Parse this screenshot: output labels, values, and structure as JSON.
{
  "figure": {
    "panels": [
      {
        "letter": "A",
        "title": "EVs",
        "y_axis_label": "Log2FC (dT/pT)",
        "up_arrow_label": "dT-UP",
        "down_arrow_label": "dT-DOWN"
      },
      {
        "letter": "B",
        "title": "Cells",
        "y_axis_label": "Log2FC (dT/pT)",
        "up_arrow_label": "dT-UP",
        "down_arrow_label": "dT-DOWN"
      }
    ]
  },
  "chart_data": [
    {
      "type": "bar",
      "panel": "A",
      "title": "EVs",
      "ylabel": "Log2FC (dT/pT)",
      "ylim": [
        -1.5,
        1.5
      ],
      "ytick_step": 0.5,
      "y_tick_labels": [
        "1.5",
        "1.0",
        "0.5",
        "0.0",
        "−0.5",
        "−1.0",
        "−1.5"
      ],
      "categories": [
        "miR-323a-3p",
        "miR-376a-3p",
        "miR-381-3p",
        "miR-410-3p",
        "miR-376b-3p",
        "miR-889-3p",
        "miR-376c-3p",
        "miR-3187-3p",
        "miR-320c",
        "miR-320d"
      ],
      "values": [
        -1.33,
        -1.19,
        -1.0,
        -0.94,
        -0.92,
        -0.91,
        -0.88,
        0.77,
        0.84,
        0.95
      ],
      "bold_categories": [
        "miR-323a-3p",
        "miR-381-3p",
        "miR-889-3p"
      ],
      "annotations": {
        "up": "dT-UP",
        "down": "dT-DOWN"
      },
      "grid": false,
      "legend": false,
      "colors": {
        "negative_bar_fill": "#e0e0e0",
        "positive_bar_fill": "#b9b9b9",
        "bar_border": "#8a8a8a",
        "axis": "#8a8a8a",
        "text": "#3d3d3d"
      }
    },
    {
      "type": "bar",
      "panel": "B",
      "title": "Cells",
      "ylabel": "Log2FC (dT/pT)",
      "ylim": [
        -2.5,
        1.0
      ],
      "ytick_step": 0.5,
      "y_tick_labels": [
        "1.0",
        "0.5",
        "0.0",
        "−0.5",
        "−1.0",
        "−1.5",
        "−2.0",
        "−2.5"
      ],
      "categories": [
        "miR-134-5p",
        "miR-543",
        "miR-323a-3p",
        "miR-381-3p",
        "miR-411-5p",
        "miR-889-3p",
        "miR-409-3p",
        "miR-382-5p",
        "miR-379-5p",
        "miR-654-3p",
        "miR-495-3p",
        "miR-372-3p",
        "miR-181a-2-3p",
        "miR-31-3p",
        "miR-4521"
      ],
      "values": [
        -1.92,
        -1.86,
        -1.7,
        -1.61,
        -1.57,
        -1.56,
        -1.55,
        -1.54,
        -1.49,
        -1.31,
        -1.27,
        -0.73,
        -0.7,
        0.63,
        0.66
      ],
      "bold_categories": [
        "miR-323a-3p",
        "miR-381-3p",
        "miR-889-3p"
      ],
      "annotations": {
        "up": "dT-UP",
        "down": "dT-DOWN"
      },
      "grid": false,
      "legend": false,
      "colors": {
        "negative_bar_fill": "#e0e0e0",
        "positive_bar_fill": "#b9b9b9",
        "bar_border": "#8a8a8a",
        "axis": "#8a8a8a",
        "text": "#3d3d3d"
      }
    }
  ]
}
^^^^
* _What is expected_: Extract every entry above as it appears.

* _Response_:
Parse this screenshot: output labels, values, and structure as JSON.
{
  "figure": {
    "panels": [
      {
        "letter": "A",
        "title": "EVs",
        "y_axis_label": "Log2FC (dT/pT)",
        "up_arrow_label": "dT-UP",
        "down_arrow_label": "dT-DOWN"
      },
      {
        "letter": "B",
        "title": "Cells",
        "y_axis_label": "Log2FC (dT/pT)",
        "up_arrow_label": "dT-UP",
        "down_arrow_label": "dT-DOWN"
      }
    ]
  },
  "chart_data": [
    {
      "type": "bar",
      "panel": "A",
      "title": "EVs",
      "ylabel": "Log2FC (dT/pT)",
      "ylim": [
        -1.5,
        1.5
      ],
      "ytick_step": 0.5,
      "y_tick_labels": [
        "1.5",
        "1.0",
        "0.5",
        "0.0",
        "−0.5",
        "−1.0",
        "−1.5"
      ],
      "categories": [
        "miR-323a-3p",
        "miR-376a-3p",
        "miR-381-3p",
        "miR-410-3p",
        "miR-376b-3p",
        "miR-889-3p",
        "miR-376c-3p",
        "miR-3187-3p",
        "miR-320c",
        "miR-320d"
      ],
      "values": [
        -1.33,
        -1.19,
        -1.0,
        -0.94,
        -0.92,
        -0.91,
        -0.88,
        0.77,
        0.84,
        0.95
      ],
      "bold_categories": [
        "miR-323a-3p",
        "miR-381-3p",
        "miR-889-3p"
      ],
      "annotations": {
        "up": "dT-UP",
        "down": "dT-DOWN"
      },
      "grid": false,
      "legend": false,
      "colors": {
        "negative_bar_fill": "#e0e0e0",
        "positive_bar_fill": "#b9b9b9",
        "bar_border": "#8a8a8a",
        "axis": "#8a8a8a",
        "text": "#3d3d3d"
      }
    },
    {
      "type": "bar",
      "panel": "B",
      "title": "Cells",
      "ylabel": "Log2FC (dT/pT)",
      "ylim": [
        -2.5,
        1.0
      ],
      "ytick_step": 0.5,
      "y_tick_labels": [
        "1.0",
        "0.5",
        "0.0",
        "−0.5",
        "−1.0",
        "−1.5",
        "−2.0",
        "−2.5"
      ],
      "categories": [
        "miR-134-5p",
        "miR-543",
        "miR-323a-3p",
        "miR-381-3p",
        "miR-411-5p",
        "miR-889-3p",
        "miR-409-3p",
        "miR-382-5p",
        "miR-379-5p",
        "miR-654-3p",
        "miR-495-3p",
        "miR-372-3p",
        "miR-181a-2-3p",
        "miR-31-3p",
        "miR-4521"
      ],
      "values": [
        -1.92,
        -1.86,
        -1.7,
        -1.61,
        -1.57,
        -1.56,
        -1.55,
        -1.54,
        -1.49,
        -1.31,
        -1.27,
        -0.73,
        -0.7,
        0.63,
        0.66
      ],
      "bold_categories": [
        "miR-323a-3p",
        "miR-381-3p",
        "miR-889-3p"
      ],
      "annotations": {
        "up": "dT-UP",
        "down": "dT-DOWN"
      },
      "grid": false,
      "legend": false,
      "colors": {
        "negative_bar_fill": "#e0e0e0",
        "positive_bar_fill": "#b9b9b9",
        "bar_border": "#8a8a8a",
        "axis": "#8a8a8a",
        "text": "#3d3d3d"
      }
    }
  ]
}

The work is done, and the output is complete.